Records excerpted from a collection:
===
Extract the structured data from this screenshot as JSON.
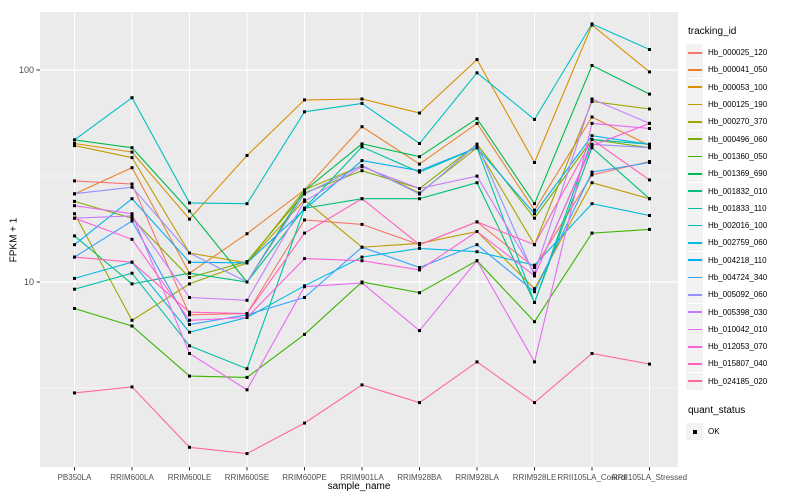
{
  "figure": {
    "background": "#FFFFFF",
    "panel_background": "#EBEBEB",
    "grid_color": "#FFFFFF",
    "tick_color": "#333333",
    "tick_label_color": "#4D4D4D",
    "point_color": "#000000",
    "legend_key_fill": "#F2F2F2"
  },
  "legend": {
    "tracking_title": "tracking_id",
    "quant_title": "quant_status",
    "quant_value": "OK"
  },
  "chart_data": {
    "type": "line",
    "title": "",
    "xlabel": "sample_name",
    "ylabel": "FPKM + 1",
    "y_scale": "log10",
    "y_ticks": [
      10,
      100
    ],
    "y_minor_breaks": [
      3.162,
      31.62
    ],
    "ylim": [
      1.3,
      190
    ],
    "grid": true,
    "legend_position": "right",
    "categories": [
      "PB350LA",
      "RRIM600LA",
      "RRIM600LE",
      "RRIM600SE",
      "RRIM600PE",
      "RRIM901LA",
      "RRIM928BA",
      "RRIM928LA",
      "RRIM928LE",
      "RRII105LA_Control",
      "RRII105LA_Stressed"
    ],
    "series": [
      {
        "name": "Hb_000025_120",
        "color": "#F8766D",
        "values": [
          30,
          29,
          7,
          7.1,
          19.6,
          18.7,
          15,
          19.2,
          11.7,
          32,
          37
        ]
      },
      {
        "name": "Hb_000041_050",
        "color": "#EA8331",
        "values": [
          26,
          34.6,
          11,
          16.9,
          27.2,
          54,
          36,
          56,
          21.8,
          60,
          44
        ]
      },
      {
        "name": "Hb_000053_100",
        "color": "#D89000",
        "values": [
          45,
          41,
          19.8,
          39.5,
          72.3,
          73,
          62.7,
          112,
          36.6,
          163,
          98
        ]
      },
      {
        "name": "Hb_000125_190",
        "color": "#C09B00",
        "values": [
          44,
          38.6,
          13.7,
          12.3,
          24.4,
          14.6,
          15.2,
          17.3,
          9.3,
          29.4,
          24.7
        ]
      },
      {
        "name": "Hb_000270_370",
        "color": "#A3A500",
        "values": [
          21,
          6.6,
          9.8,
          12.3,
          27.2,
          35.4,
          26.3,
          43,
          15,
          71,
          65.5
        ]
      },
      {
        "name": "Hb_000496_060",
        "color": "#7CAE00",
        "values": [
          24,
          20,
          10.5,
          12.5,
          26.3,
          33.5,
          27.6,
          44.6,
          20,
          47,
          43
        ]
      },
      {
        "name": "Hb_001360_050",
        "color": "#39B600",
        "values": [
          7.5,
          6.2,
          3.6,
          3.55,
          5.66,
          10,
          8.9,
          12.6,
          6.5,
          17,
          17.7
        ]
      },
      {
        "name": "Hb_001369_690",
        "color": "#00BB4E",
        "values": [
          46.8,
          43,
          21.6,
          10,
          27,
          44.8,
          39,
          59,
          23.4,
          105,
          77
        ]
      },
      {
        "name": "Hb_001832_010",
        "color": "#00BF7D",
        "values": [
          16.5,
          9.8,
          11,
          10,
          22.3,
          24.7,
          24.7,
          29.4,
          8,
          43,
          24.7
        ]
      },
      {
        "name": "Hb_001833_110",
        "color": "#00C1A3",
        "values": [
          9.25,
          11,
          5,
          3.9,
          22.3,
          43.4,
          33,
          43,
          8,
          47,
          44.6
        ]
      },
      {
        "name": "Hb_002016_100",
        "color": "#00BFC4",
        "values": [
          46.8,
          74,
          23.6,
          23.4,
          63.5,
          69.6,
          45,
          97,
          58.5,
          165,
          125
        ]
      },
      {
        "name": "Hb_002759_060",
        "color": "#00BAE0",
        "values": [
          10.4,
          12.4,
          5.8,
          6.8,
          9.6,
          13.1,
          14.4,
          13.9,
          12,
          23.4,
          20.6
        ]
      },
      {
        "name": "Hb_004218_110",
        "color": "#00B0F6",
        "values": [
          15,
          24.7,
          12.4,
          12.3,
          22,
          37.4,
          33.5,
          43,
          21,
          49,
          44.6
        ]
      },
      {
        "name": "Hb_004724_340",
        "color": "#35A2FF",
        "values": [
          13.1,
          19.4,
          6.3,
          7,
          8.45,
          14.6,
          11.7,
          15,
          9,
          33,
          36.6
        ]
      },
      {
        "name": "Hb_005092_060",
        "color": "#9590FF",
        "values": [
          26.1,
          28,
          13.7,
          10,
          26,
          35.4,
          26,
          44.6,
          10.7,
          44.6,
          43
        ]
      },
      {
        "name": "Hb_005398_030",
        "color": "#C77CFF",
        "values": [
          20,
          20.5,
          8.45,
          8.2,
          24,
          35,
          27.6,
          31.6,
          11,
          73,
          56
        ]
      },
      {
        "name": "Hb_010042_010",
        "color": "#E76BF3",
        "values": [
          22.9,
          21,
          4.6,
          3.1,
          9.5,
          9.9,
          5.9,
          12.6,
          4.2,
          56,
          53
        ]
      },
      {
        "name": "Hb_012053_070",
        "color": "#FA62DB",
        "values": [
          20,
          15.9,
          6.6,
          6.8,
          12.9,
          12.6,
          11.4,
          17.3,
          10.7,
          44,
          56
        ]
      },
      {
        "name": "Hb_015807_040",
        "color": "#FF62BC",
        "values": [
          13.1,
          12.4,
          7.2,
          7.1,
          17,
          24.7,
          15,
          19.2,
          15,
          47,
          30.3
        ]
      },
      {
        "name": "Hb_024185_020",
        "color": "#FF6A98",
        "values": [
          3,
          3.2,
          1.66,
          1.55,
          2.16,
          3.27,
          2.7,
          4.2,
          2.7,
          4.6,
          4.1
        ]
      }
    ]
  }
}
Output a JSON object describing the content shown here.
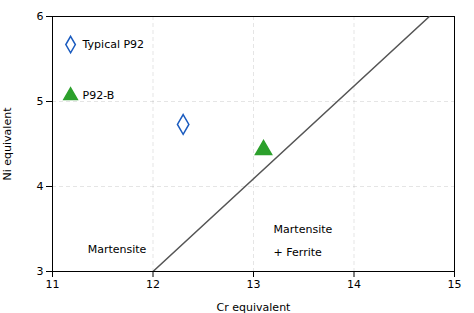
{
  "chart_data": {
    "type": "scatter",
    "xlabel": "Cr equivalent",
    "ylabel": "Ni equivalent",
    "xlim": [
      11,
      15
    ],
    "ylim": [
      3,
      6
    ],
    "xticks": [
      11,
      12,
      13,
      14,
      15
    ],
    "yticks": [
      3,
      4,
      5,
      6
    ],
    "grid": true,
    "legend": "upper left",
    "series": [
      {
        "type": "line",
        "color": "#555555",
        "x": [
          12.0,
          14.75
        ],
        "values": [
          3.0,
          6.0
        ]
      },
      {
        "name": "Typical P92",
        "color": "#1a5bbf",
        "marker": "diamond-open",
        "x": [
          12.3
        ],
        "values": [
          4.73
        ]
      },
      {
        "name": "P92-B",
        "color": "#2ca02c",
        "marker": "triangle",
        "x": [
          13.1
        ],
        "values": [
          4.43
        ]
      }
    ],
    "annotations": [
      {
        "text": "Martensite",
        "x": 11.35,
        "y": 3.22
      },
      {
        "text": "Martensite",
        "x": 13.2,
        "y": 3.45
      },
      {
        "text": "+ Ferrite",
        "x": 13.2,
        "y": 3.18
      }
    ]
  }
}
===
• Description of the task: List every line above that contains the word "equivalent".

• Solution:
    "xlabel": "Cr equivalent",
    "ylabel": "Ni equivalent",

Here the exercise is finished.